Rows from a dataset ->
..............................

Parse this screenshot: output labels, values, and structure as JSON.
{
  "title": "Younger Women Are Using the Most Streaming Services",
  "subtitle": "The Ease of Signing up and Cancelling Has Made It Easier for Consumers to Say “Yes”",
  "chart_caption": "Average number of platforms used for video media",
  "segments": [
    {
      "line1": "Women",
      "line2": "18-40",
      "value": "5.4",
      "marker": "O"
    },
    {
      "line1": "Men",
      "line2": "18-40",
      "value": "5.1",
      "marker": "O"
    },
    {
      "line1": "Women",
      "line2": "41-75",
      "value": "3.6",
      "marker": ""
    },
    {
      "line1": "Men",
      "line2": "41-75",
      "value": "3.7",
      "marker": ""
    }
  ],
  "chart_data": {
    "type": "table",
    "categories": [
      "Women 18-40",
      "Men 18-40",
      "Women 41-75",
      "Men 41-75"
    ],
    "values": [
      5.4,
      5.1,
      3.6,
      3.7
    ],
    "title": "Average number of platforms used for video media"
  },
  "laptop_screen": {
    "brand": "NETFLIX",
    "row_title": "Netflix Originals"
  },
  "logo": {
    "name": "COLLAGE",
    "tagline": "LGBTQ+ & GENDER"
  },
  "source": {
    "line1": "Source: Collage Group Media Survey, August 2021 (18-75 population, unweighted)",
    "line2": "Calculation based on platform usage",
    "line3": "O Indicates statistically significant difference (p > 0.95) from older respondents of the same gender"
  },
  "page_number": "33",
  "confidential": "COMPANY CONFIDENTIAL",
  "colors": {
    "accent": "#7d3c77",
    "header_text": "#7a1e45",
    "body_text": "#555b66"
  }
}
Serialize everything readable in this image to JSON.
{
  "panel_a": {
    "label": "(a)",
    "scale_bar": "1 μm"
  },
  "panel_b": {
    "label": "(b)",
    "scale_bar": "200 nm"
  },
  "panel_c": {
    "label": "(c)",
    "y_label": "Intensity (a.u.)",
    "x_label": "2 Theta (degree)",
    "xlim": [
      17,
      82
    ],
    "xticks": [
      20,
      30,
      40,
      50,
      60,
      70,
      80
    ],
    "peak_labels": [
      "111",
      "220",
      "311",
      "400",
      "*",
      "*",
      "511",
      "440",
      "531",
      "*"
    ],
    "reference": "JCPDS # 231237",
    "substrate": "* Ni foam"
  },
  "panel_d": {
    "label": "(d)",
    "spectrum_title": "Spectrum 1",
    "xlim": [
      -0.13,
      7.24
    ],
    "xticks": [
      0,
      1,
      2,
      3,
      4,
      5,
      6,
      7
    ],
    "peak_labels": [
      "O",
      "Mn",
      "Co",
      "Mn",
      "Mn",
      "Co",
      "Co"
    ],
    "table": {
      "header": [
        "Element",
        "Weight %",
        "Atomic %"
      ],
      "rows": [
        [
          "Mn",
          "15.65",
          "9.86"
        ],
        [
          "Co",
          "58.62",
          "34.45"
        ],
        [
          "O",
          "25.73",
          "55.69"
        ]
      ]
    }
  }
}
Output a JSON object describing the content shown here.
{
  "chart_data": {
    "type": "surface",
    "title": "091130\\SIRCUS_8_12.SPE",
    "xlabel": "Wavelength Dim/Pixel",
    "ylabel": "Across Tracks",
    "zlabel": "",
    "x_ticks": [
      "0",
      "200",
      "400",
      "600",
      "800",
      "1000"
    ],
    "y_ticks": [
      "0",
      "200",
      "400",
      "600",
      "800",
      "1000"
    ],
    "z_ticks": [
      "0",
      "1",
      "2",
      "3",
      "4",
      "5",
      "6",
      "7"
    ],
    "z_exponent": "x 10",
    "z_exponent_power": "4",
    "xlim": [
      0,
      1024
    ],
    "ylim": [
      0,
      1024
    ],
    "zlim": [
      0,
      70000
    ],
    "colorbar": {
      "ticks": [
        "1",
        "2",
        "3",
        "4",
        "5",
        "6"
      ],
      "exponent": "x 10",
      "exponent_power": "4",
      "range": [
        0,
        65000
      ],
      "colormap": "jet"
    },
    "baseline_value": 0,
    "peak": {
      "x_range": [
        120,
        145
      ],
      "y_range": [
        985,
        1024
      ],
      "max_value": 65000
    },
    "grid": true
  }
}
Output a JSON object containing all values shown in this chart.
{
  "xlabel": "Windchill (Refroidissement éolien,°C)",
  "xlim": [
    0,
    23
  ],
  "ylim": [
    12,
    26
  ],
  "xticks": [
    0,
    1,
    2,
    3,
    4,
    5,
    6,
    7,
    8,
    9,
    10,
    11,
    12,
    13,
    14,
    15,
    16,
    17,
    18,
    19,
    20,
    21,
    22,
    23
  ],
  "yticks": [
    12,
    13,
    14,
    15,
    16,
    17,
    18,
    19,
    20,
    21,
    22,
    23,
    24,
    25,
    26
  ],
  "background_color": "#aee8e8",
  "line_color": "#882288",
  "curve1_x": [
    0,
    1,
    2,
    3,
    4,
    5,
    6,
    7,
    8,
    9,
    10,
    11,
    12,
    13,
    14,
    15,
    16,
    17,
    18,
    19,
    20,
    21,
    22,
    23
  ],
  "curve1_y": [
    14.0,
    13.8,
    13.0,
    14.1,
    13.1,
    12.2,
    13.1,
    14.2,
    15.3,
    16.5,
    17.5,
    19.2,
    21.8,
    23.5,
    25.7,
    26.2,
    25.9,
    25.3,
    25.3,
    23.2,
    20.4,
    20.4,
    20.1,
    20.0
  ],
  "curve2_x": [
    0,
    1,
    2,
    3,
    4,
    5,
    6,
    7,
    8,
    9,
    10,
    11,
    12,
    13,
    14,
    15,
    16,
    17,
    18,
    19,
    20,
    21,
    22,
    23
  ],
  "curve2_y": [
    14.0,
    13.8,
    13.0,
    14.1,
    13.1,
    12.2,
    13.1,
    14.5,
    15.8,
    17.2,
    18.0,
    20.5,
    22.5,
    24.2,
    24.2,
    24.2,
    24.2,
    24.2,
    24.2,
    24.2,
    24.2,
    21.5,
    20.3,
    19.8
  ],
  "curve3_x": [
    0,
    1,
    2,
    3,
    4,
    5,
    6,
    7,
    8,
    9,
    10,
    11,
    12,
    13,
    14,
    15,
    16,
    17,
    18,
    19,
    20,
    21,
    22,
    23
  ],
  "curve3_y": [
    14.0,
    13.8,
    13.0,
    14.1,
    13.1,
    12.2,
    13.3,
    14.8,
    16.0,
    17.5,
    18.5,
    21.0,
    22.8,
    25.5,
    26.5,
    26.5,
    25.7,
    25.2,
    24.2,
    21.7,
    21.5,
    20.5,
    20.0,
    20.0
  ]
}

..............................

All of the entries must be written out exactly as they stand.

Parse this screenshot: output labels, values, and structure as JSON.
{
  "title": "Younger Women Are Using the Most Streaming Services",
  "subtitle": "The Ease of Signing up and Cancelling Has Made It Easier for Consumers to Say “Yes”",
  "chart_caption": "Average number of platforms used for video media",
  "segments": [
    {
      "line1": "Women",
      "line2": "18-40",
      "value": "5.4",
      "marker": "O"
    },
    {
      "line1": "Men",
      "line2": "18-40",
      "value": "5.1",
      "marker": "O"
    },
    {
      "line1": "Women",
      "line2": "41-75",
      "value": "3.6",
      "marker": ""
    },
    {
      "line1": "Men",
      "line2": "41-75",
      "value": "3.7",
      "marker": ""
    }
  ],
  "chart_data": {
    "type": "table",
    "categories": [
      "Women 18-40",
      "Men 18-40",
      "Women 41-75",
      "Men 41-75"
    ],
    "values": [
      5.4,
      5.1,
      3.6,
      3.7
    ],
    "title": "Average number of platforms used for video media"
  },
  "laptop_screen": {
    "brand": "NETFLIX",
    "row_title": "Netflix Originals"
  },
  "logo": {
    "name": "COLLAGE",
    "tagline": "LGBTQ+ & GENDER"
  },
  "source": {
    "line1": "Source: Collage Group Media Survey, August 2021 (18-75 population, unweighted)",
    "line2": "Calculation based on platform usage",
    "line3": "O Indicates statistically significant difference (p > 0.95) from older respondents of the same gender"
  },
  "page_number": "33",
  "confidential": "COMPANY CONFIDENTIAL",
  "colors": {
    "accent": "#7d3c77",
    "header_text": "#7a1e45",
    "body_text": "#555b66"
  }
}
Serialize everything readable in this image to JSON.
{
  "panel_a": {
    "label": "(a)",
    "scale_bar": "1 μm"
  },
  "panel_b": {
    "label": "(b)",
    "scale_bar": "200 nm"
  },
  "panel_c": {
    "label": "(c)",
    "y_label": "Intensity (a.u.)",
    "x_label": "2 Theta (degree)",
    "xlim": [
      17,
      82
    ],
    "xticks": [
      20,
      30,
      40,
      50,
      60,
      70,
      80
    ],
    "peak_labels": [
      "111",
      "220",
      "311",
      "400",
      "*",
      "*",
      "511",
      "440",
      "531",
      "*"
    ],
    "reference": "JCPDS # 231237",
    "substrate": "* Ni foam"
  },
  "panel_d": {
    "label": "(d)",
    "spectrum_title": "Spectrum 1",
    "xlim": [
      -0.13,
      7.24
    ],
    "xticks": [
      0,
      1,
      2,
      3,
      4,
      5,
      6,
      7
    ],
    "peak_labels": [
      "O",
      "Mn",
      "Co",
      "Mn",
      "Mn",
      "Co",
      "Co"
    ],
    "table": {
      "header": [
        "Element",
        "Weight %",
        "Atomic %"
      ],
      "rows": [
        [
          "Mn",
          "15.65",
          "9.86"
        ],
        [
          "Co",
          "58.62",
          "34.45"
        ],
        [
          "O",
          "25.73",
          "55.69"
        ]
      ]
    }
  }
}
Output a JSON object describing the content shown here.
{
  "chart_data": {
    "type": "surface",
    "title": "091130\\SIRCUS_8_12.SPE",
    "xlabel": "Wavelength Dim/Pixel",
    "ylabel": "Across Tracks",
    "zlabel": "",
    "x_ticks": [
      "0",
      "200",
      "400",
      "600",
      "800",
      "1000"
    ],
    "y_ticks": [
      "0",
      "200",
      "400",
      "600",
      "800",
      "1000"
    ],
    "z_ticks": [
      "0",
      "1",
      "2",
      "3",
      "4",
      "5",
      "6",
      "7"
    ],
    "z_exponent": "x 10",
    "z_exponent_power": "4",
    "xlim": [
      0,
      1024
    ],
    "ylim": [
      0,
      1024
    ],
    "zlim": [
      0,
      70000
    ],
    "colorbar": {
      "ticks": [
        "1",
        "2",
        "3",
        "4",
        "5",
        "6"
      ],
      "exponent": "x 10",
      "exponent_power": "4",
      "range": [
        0,
        65000
      ],
      "colormap": "jet"
    },
    "baseline_value": 0,
    "peak": {
      "x_range": [
        120,
        145
      ],
      "y_range": [
        985,
        1024
      ],
      "max_value": 65000
    },
    "grid": true
  }
}
Output a JSON object containing all values shown in this chart.
{
  "xlabel": "Windchill (Refroidissement éolien,°C)",
  "xlim": [
    0,
    23
  ],
  "ylim": [
    12,
    26
  ],
  "xticks": [
    0,
    1,
    2,
    3,
    4,
    5,
    6,
    7,
    8,
    9,
    10,
    11,
    12,
    13,
    14,
    15,
    16,
    17,
    18,
    19,
    20,
    21,
    22,
    23
  ],
  "yticks": [
    12,
    13,
    14,
    15,
    16,
    17,
    18,
    19,
    20,
    21,
    22,
    23,
    24,
    25,
    26
  ],
  "background_color": "#aee8e8",
  "line_color": "#882288",
  "curve1_x": [
    0,
    1,
    2,
    3,
    4,
    5,
    6,
    7,
    8,
    9,
    10,
    11,
    12,
    13,
    14,
    15,
    16,
    17,
    18,
    19,
    20,
    21,
    22,
    23
  ],
  "curve1_y": [
    14.0,
    13.8,
    13.0,
    14.1,
    13.1,
    12.2,
    13.1,
    14.2,
    15.3,
    16.5,
    17.5,
    19.2,
    21.8,
    23.5,
    25.7,
    26.2,
    25.9,
    25.3,
    25.3,
    23.2,
    20.4,
    20.4,
    20.1,
    20.0
  ],
  "curve2_x": [
    0,
    1,
    2,
    3,
    4,
    5,
    6,
    7,
    8,
    9,
    10,
    11,
    12,
    13,
    14,
    15,
    16,
    17,
    18,
    19,
    20,
    21,
    22,
    23
  ],
  "curve2_y": [
    14.0,
    13.8,
    13.0,
    14.1,
    13.1,
    12.2,
    13.1,
    14.5,
    15.8,
    17.2,
    18.0,
    20.5,
    22.5,
    24.2,
    24.2,
    24.2,
    24.2,
    24.2,
    24.2,
    24.2,
    24.2,
    21.5,
    20.3,
    19.8
  ],
  "curve3_x": [
    0,
    1,
    2,
    3,
    4,
    5,
    6,
    7,
    8,
    9,
    10,
    11,
    12,
    13,
    14,
    15,
    16,
    17,
    18,
    19,
    20,
    21,
    22,
    23
  ],
  "curve3_y": [
    14.0,
    13.8,
    13.0,
    14.1,
    13.1,
    12.2,
    13.3,
    14.8,
    16.0,
    17.5,
    18.5,
    21.0,
    22.8,
    25.5,
    26.5,
    26.5,
    25.7,
    25.2,
    24.2,
    21.7,
    21.5,
    20.5,
    20.0,
    20.0
  ]
}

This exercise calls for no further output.